◆ Required work
Search the material below for the string "text" and list each line that holds it.

◆ Extracted entries
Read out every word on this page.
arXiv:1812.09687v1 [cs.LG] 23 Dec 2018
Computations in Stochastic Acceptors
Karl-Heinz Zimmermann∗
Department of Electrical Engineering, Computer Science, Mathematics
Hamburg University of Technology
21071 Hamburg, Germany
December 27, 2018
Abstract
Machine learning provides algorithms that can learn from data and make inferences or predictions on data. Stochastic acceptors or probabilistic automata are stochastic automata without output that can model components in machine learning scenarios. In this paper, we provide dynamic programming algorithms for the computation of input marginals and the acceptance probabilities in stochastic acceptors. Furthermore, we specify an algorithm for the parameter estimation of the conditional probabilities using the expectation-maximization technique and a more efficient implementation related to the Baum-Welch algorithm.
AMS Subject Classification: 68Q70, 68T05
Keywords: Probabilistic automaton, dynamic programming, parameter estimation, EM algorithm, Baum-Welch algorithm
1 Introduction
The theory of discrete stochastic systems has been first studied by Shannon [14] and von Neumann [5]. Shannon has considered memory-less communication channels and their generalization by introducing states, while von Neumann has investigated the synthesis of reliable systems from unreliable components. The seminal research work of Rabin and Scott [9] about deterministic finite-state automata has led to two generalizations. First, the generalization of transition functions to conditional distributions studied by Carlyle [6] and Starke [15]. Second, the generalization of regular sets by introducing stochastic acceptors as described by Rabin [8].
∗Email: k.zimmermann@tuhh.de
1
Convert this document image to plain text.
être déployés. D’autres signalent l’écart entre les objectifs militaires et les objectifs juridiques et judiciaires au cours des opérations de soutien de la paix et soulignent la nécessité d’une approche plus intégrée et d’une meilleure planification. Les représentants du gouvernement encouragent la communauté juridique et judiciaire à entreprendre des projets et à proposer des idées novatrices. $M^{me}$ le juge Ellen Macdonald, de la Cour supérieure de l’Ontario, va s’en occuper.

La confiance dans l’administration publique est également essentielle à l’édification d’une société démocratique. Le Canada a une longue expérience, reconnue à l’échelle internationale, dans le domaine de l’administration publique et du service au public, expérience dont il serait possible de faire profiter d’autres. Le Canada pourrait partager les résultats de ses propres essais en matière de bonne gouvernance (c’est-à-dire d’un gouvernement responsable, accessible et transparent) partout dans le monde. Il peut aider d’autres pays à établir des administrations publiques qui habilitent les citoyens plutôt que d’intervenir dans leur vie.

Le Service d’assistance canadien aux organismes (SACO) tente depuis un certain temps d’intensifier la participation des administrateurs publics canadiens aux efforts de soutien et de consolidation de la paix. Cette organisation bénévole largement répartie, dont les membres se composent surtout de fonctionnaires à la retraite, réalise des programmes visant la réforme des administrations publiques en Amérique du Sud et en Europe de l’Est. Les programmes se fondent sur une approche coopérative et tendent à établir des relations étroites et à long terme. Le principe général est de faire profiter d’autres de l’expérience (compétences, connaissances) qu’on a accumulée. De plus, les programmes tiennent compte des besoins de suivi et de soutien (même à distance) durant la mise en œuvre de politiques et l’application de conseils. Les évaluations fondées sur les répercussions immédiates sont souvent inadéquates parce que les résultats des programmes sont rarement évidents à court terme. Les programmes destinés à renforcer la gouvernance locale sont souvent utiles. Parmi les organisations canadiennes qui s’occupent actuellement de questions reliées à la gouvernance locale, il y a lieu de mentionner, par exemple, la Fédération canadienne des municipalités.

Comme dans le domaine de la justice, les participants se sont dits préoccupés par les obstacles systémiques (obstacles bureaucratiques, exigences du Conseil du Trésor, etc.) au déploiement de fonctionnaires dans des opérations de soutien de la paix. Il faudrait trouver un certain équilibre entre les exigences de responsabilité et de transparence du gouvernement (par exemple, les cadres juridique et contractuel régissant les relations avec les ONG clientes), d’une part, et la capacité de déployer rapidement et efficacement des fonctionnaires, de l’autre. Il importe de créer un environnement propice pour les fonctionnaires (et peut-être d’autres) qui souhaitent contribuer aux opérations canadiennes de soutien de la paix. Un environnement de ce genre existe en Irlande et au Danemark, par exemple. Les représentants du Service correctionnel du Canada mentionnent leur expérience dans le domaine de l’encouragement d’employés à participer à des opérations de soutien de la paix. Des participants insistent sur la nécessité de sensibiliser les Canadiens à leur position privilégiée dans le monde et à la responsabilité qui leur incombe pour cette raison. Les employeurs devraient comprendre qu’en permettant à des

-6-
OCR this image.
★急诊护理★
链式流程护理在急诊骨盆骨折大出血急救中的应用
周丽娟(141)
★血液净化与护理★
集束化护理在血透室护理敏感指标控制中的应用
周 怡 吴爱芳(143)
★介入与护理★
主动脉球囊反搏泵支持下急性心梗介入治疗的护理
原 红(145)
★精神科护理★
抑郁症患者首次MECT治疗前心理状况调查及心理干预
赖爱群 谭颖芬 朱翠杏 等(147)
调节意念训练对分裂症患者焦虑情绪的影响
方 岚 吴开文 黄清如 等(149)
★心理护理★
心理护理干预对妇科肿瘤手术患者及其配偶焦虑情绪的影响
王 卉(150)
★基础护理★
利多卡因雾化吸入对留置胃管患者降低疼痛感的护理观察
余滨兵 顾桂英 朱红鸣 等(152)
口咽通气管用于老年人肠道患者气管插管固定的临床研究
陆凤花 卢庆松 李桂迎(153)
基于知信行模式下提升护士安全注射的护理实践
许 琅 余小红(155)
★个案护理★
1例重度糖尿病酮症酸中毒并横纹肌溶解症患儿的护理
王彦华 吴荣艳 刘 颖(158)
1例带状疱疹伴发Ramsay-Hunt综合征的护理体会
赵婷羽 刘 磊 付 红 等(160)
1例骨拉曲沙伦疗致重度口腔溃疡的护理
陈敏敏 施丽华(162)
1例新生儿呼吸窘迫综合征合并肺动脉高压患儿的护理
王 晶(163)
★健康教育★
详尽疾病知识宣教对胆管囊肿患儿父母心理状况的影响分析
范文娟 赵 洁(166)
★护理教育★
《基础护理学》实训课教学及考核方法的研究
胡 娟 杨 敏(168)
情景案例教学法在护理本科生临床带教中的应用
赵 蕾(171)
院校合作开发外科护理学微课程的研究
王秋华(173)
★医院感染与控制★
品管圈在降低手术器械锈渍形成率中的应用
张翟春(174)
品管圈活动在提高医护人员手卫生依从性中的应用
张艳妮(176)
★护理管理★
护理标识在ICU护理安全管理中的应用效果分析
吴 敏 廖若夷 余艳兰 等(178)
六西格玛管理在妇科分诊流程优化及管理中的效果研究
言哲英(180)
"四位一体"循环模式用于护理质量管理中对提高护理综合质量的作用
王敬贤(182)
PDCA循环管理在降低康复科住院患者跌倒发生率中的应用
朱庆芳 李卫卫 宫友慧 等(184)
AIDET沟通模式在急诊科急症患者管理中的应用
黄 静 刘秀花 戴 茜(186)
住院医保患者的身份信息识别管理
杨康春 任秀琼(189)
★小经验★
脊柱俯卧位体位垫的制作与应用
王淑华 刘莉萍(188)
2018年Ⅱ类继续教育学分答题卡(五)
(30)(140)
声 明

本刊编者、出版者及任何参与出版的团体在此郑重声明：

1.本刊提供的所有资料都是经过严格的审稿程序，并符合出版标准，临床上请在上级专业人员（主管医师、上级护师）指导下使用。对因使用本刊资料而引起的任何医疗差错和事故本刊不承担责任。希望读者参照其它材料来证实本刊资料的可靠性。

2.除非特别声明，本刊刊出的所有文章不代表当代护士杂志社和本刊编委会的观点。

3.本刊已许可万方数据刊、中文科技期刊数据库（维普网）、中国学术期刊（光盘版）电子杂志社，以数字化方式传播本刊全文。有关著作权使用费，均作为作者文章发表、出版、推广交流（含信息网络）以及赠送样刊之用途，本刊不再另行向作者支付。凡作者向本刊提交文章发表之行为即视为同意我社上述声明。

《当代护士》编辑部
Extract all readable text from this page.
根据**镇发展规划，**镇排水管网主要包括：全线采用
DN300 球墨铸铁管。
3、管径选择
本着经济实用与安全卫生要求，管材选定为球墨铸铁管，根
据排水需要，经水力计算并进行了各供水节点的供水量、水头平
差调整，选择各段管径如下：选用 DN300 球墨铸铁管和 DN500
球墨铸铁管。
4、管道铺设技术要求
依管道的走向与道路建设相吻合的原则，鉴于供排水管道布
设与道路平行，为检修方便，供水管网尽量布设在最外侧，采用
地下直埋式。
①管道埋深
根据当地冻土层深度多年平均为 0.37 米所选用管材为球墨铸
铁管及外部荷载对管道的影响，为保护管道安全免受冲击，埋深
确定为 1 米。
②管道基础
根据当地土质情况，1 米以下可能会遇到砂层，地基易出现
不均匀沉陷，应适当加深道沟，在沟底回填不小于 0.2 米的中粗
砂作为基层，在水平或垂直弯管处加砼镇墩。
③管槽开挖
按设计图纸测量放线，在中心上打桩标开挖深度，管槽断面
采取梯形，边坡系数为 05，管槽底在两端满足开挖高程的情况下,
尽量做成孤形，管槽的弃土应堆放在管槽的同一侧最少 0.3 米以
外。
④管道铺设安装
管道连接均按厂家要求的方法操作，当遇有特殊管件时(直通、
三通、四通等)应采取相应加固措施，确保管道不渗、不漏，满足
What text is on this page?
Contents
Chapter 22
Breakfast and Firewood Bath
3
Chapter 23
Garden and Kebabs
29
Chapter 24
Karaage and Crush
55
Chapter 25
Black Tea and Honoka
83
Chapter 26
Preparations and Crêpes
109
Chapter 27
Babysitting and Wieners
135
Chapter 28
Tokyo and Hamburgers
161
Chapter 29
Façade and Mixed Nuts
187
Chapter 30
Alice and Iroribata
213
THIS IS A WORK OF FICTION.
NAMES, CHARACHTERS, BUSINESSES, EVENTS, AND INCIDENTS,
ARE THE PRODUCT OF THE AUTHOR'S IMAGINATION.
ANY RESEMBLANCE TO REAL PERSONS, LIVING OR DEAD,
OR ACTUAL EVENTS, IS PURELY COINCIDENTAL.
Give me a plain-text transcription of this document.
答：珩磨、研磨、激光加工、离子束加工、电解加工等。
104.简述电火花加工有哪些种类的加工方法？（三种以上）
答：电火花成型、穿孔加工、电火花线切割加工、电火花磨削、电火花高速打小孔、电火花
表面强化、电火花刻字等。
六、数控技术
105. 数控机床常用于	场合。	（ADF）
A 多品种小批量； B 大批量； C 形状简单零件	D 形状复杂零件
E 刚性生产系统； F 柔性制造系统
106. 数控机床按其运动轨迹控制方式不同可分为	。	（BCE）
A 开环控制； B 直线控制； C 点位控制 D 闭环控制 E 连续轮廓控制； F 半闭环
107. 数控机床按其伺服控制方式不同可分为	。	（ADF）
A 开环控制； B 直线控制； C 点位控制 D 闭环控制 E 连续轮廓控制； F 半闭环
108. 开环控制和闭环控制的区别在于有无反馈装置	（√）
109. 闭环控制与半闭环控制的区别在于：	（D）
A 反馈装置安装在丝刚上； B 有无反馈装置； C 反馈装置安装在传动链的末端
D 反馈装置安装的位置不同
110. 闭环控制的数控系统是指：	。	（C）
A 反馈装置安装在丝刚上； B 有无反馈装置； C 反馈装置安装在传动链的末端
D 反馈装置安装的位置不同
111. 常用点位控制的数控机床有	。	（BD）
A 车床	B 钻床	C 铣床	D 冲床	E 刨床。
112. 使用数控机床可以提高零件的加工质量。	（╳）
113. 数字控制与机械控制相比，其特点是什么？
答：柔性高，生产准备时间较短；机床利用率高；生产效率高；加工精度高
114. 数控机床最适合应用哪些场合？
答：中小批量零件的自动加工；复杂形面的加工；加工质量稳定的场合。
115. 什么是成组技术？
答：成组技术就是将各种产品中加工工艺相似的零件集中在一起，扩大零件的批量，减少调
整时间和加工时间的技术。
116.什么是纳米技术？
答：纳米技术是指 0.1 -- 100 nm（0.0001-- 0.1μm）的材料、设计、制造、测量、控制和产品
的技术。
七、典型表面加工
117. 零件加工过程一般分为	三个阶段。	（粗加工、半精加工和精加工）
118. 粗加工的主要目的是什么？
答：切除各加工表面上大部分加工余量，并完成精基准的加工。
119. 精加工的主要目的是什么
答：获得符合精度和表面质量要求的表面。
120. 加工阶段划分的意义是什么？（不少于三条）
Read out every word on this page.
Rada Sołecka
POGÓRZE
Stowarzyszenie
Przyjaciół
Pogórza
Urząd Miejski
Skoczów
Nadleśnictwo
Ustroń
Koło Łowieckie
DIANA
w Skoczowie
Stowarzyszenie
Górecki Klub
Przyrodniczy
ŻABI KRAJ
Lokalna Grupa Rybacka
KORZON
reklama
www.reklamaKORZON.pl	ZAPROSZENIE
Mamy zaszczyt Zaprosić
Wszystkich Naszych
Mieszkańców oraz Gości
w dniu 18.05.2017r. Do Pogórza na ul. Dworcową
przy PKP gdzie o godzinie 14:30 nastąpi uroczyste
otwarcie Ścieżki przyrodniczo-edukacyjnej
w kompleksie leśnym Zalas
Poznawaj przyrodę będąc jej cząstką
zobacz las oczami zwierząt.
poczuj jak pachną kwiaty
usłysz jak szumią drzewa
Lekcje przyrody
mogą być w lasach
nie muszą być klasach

◆ Result of this task
Convert this document image to plain text.
Extract all readable text from this page.
What text is on this page?
Give me a plain-text transcription of this document.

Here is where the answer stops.